_Short exercise_
Exactly repeat the material, dropping every picture from the copy.

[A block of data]
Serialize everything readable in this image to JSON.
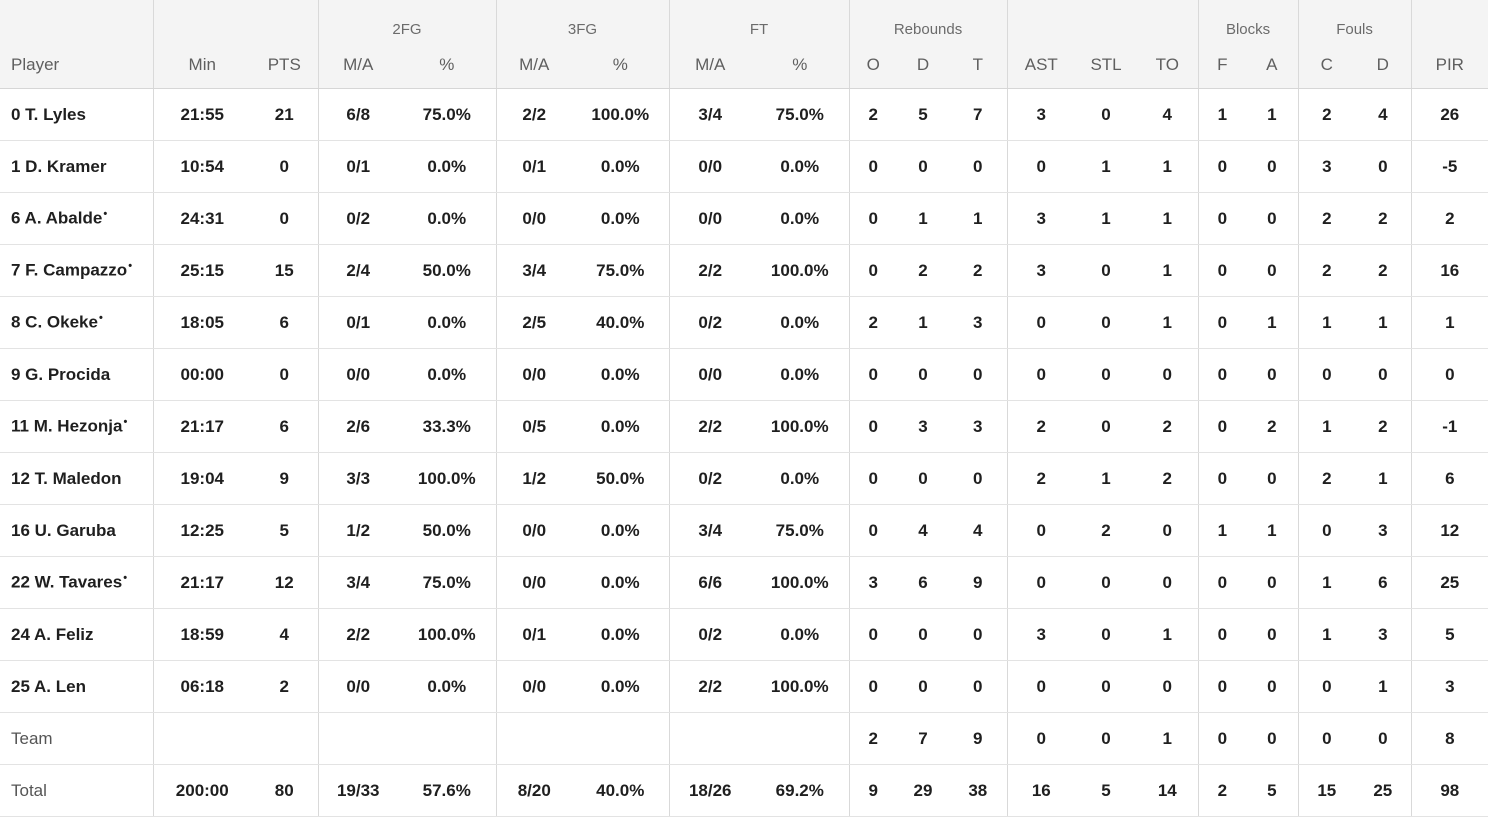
{
  "groups": [
    "2FG",
    "3FG",
    "FT",
    "Rebounds",
    "Blocks",
    "Fouls"
  ],
  "columns": [
    "Player",
    "Min",
    "PTS",
    "M/A",
    "%",
    "M/A",
    "%",
    "M/A",
    "%",
    "O",
    "D",
    "T",
    "AST",
    "STL",
    "TO",
    "F",
    "A",
    "C",
    "D",
    "PIR"
  ],
  "rows": [
    {
      "player": "0 T. Lyles",
      "star": "",
      "cells": [
        "21:55",
        "21",
        "6/8",
        "75.0%",
        "2/2",
        "100.0%",
        "3/4",
        "75.0%",
        "2",
        "5",
        "7",
        "3",
        "0",
        "4",
        "1",
        "1",
        "2",
        "4",
        "26"
      ]
    },
    {
      "player": "1 D. Kramer",
      "star": "",
      "cells": [
        "10:54",
        "0",
        "0/1",
        "0.0%",
        "0/1",
        "0.0%",
        "0/0",
        "0.0%",
        "0",
        "0",
        "0",
        "0",
        "1",
        "1",
        "0",
        "0",
        "3",
        "0",
        "-5"
      ]
    },
    {
      "player": "6 A. Abalde",
      "star": "•",
      "cells": [
        "24:31",
        "0",
        "0/2",
        "0.0%",
        "0/0",
        "0.0%",
        "0/0",
        "0.0%",
        "0",
        "1",
        "1",
        "3",
        "1",
        "1",
        "0",
        "0",
        "2",
        "2",
        "2"
      ]
    },
    {
      "player": "7 F. Campazzo",
      "star": "•",
      "cells": [
        "25:15",
        "15",
        "2/4",
        "50.0%",
        "3/4",
        "75.0%",
        "2/2",
        "100.0%",
        "0",
        "2",
        "2",
        "3",
        "0",
        "1",
        "0",
        "0",
        "2",
        "2",
        "16"
      ]
    },
    {
      "player": "8 C. Okeke",
      "star": "•",
      "cells": [
        "18:05",
        "6",
        "0/1",
        "0.0%",
        "2/5",
        "40.0%",
        "0/2",
        "0.0%",
        "2",
        "1",
        "3",
        "0",
        "0",
        "1",
        "0",
        "1",
        "1",
        "1",
        "1"
      ]
    },
    {
      "player": "9 G. Procida",
      "star": "",
      "cells": [
        "00:00",
        "0",
        "0/0",
        "0.0%",
        "0/0",
        "0.0%",
        "0/0",
        "0.0%",
        "0",
        "0",
        "0",
        "0",
        "0",
        "0",
        "0",
        "0",
        "0",
        "0",
        "0"
      ]
    },
    {
      "player": "11 M. Hezonja",
      "star": "•",
      "cells": [
        "21:17",
        "6",
        "2/6",
        "33.3%",
        "0/5",
        "0.0%",
        "2/2",
        "100.0%",
        "0",
        "3",
        "3",
        "2",
        "0",
        "2",
        "0",
        "2",
        "1",
        "2",
        "-1"
      ]
    },
    {
      "player": "12 T. Maledon",
      "star": "",
      "cells": [
        "19:04",
        "9",
        "3/3",
        "100.0%",
        "1/2",
        "50.0%",
        "0/2",
        "0.0%",
        "0",
        "0",
        "0",
        "2",
        "1",
        "2",
        "0",
        "0",
        "2",
        "1",
        "6"
      ]
    },
    {
      "player": "16 U. Garuba",
      "star": "",
      "cells": [
        "12:25",
        "5",
        "1/2",
        "50.0%",
        "0/0",
        "0.0%",
        "3/4",
        "75.0%",
        "0",
        "4",
        "4",
        "0",
        "2",
        "0",
        "1",
        "1",
        "0",
        "3",
        "12"
      ]
    },
    {
      "player": "22 W. Tavares",
      "star": "•",
      "cells": [
        "21:17",
        "12",
        "3/4",
        "75.0%",
        "0/0",
        "0.0%",
        "6/6",
        "100.0%",
        "3",
        "6",
        "9",
        "0",
        "0",
        "0",
        "0",
        "0",
        "1",
        "6",
        "25"
      ]
    },
    {
      "player": "24 A. Feliz",
      "star": "",
      "cells": [
        "18:59",
        "4",
        "2/2",
        "100.0%",
        "0/1",
        "0.0%",
        "0/2",
        "0.0%",
        "0",
        "0",
        "0",
        "3",
        "0",
        "1",
        "0",
        "0",
        "1",
        "3",
        "5"
      ]
    },
    {
      "player": "25 A. Len",
      "star": "",
      "cells": [
        "06:18",
        "2",
        "0/0",
        "0.0%",
        "0/0",
        "0.0%",
        "2/2",
        "100.0%",
        "0",
        "0",
        "0",
        "0",
        "0",
        "0",
        "0",
        "0",
        "0",
        "1",
        "3"
      ]
    },
    {
      "player": "Team",
      "star": "",
      "plain": true,
      "cells": [
        "",
        "",
        "",
        "",
        "",
        "",
        "",
        "",
        "2",
        "7",
        "9",
        "0",
        "0",
        "1",
        "0",
        "0",
        "0",
        "0",
        "8"
      ]
    },
    {
      "player": "Total",
      "star": "",
      "plain": true,
      "cells": [
        "200:00",
        "80",
        "19/33",
        "57.6%",
        "8/20",
        "40.0%",
        "18/26",
        "69.2%",
        "9",
        "29",
        "38",
        "16",
        "5",
        "14",
        "2",
        "5",
        "15",
        "25",
        "98"
      ]
    }
  ]
}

_Expected answer_
Serialize everything readable in this image to JSON.
{
  "groups": [
    "2FG",
    "3FG",
    "FT",
    "Rebounds",
    "Blocks",
    "Fouls"
  ],
  "columns": [
    "Player",
    "Min",
    "PTS",
    "M/A",
    "%",
    "M/A",
    "%",
    "M/A",
    "%",
    "O",
    "D",
    "T",
    "AST",
    "STL",
    "TO",
    "F",
    "A",
    "C",
    "D",
    "PIR"
  ],
  "rows": [
    {
      "player": "0 T. Lyles",
      "star": "",
      "cells": [
        "21:55",
        "21",
        "6/8",
        "75.0%",
        "2/2",
        "100.0%",
        "3/4",
        "75.0%",
        "2",
        "5",
        "7",
        "3",
        "0",
        "4",
        "1",
        "1",
        "2",
        "4",
        "26"
      ]
    },
    {
      "player": "1 D. Kramer",
      "star": "",
      "cells": [
        "10:54",
        "0",
        "0/1",
        "0.0%",
        "0/1",
        "0.0%",
        "0/0",
        "0.0%",
        "0",
        "0",
        "0",
        "0",
        "1",
        "1",
        "0",
        "0",
        "3",
        "0",
        "-5"
      ]
    },
    {
      "player": "6 A. Abalde",
      "star": "•",
      "cells": [
        "24:31",
        "0",
        "0/2",
        "0.0%",
        "0/0",
        "0.0%",
        "0/0",
        "0.0%",
        "0",
        "1",
        "1",
        "3",
        "1",
        "1",
        "0",
        "0",
        "2",
        "2",
        "2"
      ]
    },
    {
      "player": "7 F. Campazzo",
      "star": "•",
      "cells": [
        "25:15",
        "15",
        "2/4",
        "50.0%",
        "3/4",
        "75.0%",
        "2/2",
        "100.0%",
        "0",
        "2",
        "2",
        "3",
        "0",
        "1",
        "0",
        "0",
        "2",
        "2",
        "16"
      ]
    },
    {
      "player": "8 C. Okeke",
      "star": "•",
      "cells": [
        "18:05",
        "6",
        "0/1",
        "0.0%",
        "2/5",
        "40.0%",
        "0/2",
        "0.0%",
        "2",
        "1",
        "3",
        "0",
        "0",
        "1",
        "0",
        "1",
        "1",
        "1",
        "1"
      ]
    },
    {
      "player": "9 G. Procida",
      "star": "",
      "cells": [
        "00:00",
        "0",
        "0/0",
        "0.0%",
        "0/0",
        "0.0%",
        "0/0",
        "0.0%",
        "0",
        "0",
        "0",
        "0",
        "0",
        "0",
        "0",
        "0",
        "0",
        "0",
        "0"
      ]
    },
    {
      "player": "11 M. Hezonja",
      "star": "•",
      "cells": [
        "21:17",
        "6",
        "2/6",
        "33.3%",
        "0/5",
        "0.0%",
        "2/2",
        "100.0%",
        "0",
        "3",
        "3",
        "2",
        "0",
        "2",
        "0",
        "2",
        "1",
        "2",
        "-1"
      ]
    },
    {
      "player": "12 T. Maledon",
      "star": "",
      "cells": [
        "19:04",
        "9",
        "3/3",
        "100.0%",
        "1/2",
        "50.0%",
        "0/2",
        "0.0%",
        "0",
        "0",
        "0",
        "2",
        "1",
        "2",
        "0",
        "0",
        "2",
        "1",
        "6"
      ]
    },
    {
      "player": "16 U. Garuba",
      "star": "",
      "cells": [
        "12:25",
        "5",
        "1/2",
        "50.0%",
        "0/0",
        "0.0%",
        "3/4",
        "75.0%",
        "0",
        "4",
        "4",
        "0",
        "2",
        "0",
        "1",
        "1",
        "0",
        "3",
        "12"
      ]
    },
    {
      "player": "22 W. Tavares",
      "star": "•",
      "cells": [
        "21:17",
        "12",
        "3/4",
        "75.0%",
        "0/0",
        "0.0%",
        "6/6",
        "100.0%",
        "3",
        "6",
        "9",
        "0",
        "0",
        "0",
        "0",
        "0",
        "1",
        "6",
        "25"
      ]
    },
    {
      "player": "24 A. Feliz",
      "star": "",
      "cells": [
        "18:59",
        "4",
        "2/2",
        "100.0%",
        "0/1",
        "0.0%",
        "0/2",
        "0.0%",
        "0",
        "0",
        "0",
        "3",
        "0",
        "1",
        "0",
        "0",
        "1",
        "3",
        "5"
      ]
    },
    {
      "player": "25 A. Len",
      "star": "",
      "cells": [
        "06:18",
        "2",
        "0/0",
        "0.0%",
        "0/0",
        "0.0%",
        "2/2",
        "100.0%",
        "0",
        "0",
        "0",
        "0",
        "0",
        "0",
        "0",
        "0",
        "0",
        "1",
        "3"
      ]
    },
    {
      "player": "Team",
      "star": "",
      "plain": true,
      "cells": [
        "",
        "",
        "",
        "",
        "",
        "",
        "",
        "",
        "2",
        "7",
        "9",
        "0",
        "0",
        "1",
        "0",
        "0",
        "0",
        "0",
        "8"
      ]
    },
    {
      "player": "Total",
      "star": "",
      "plain": true,
      "cells": [
        "200:00",
        "80",
        "19/33",
        "57.6%",
        "8/20",
        "40.0%",
        "18/26",
        "69.2%",
        "9",
        "29",
        "38",
        "16",
        "5",
        "14",
        "2",
        "5",
        "15",
        "25",
        "98"
      ]
    }
  ]
}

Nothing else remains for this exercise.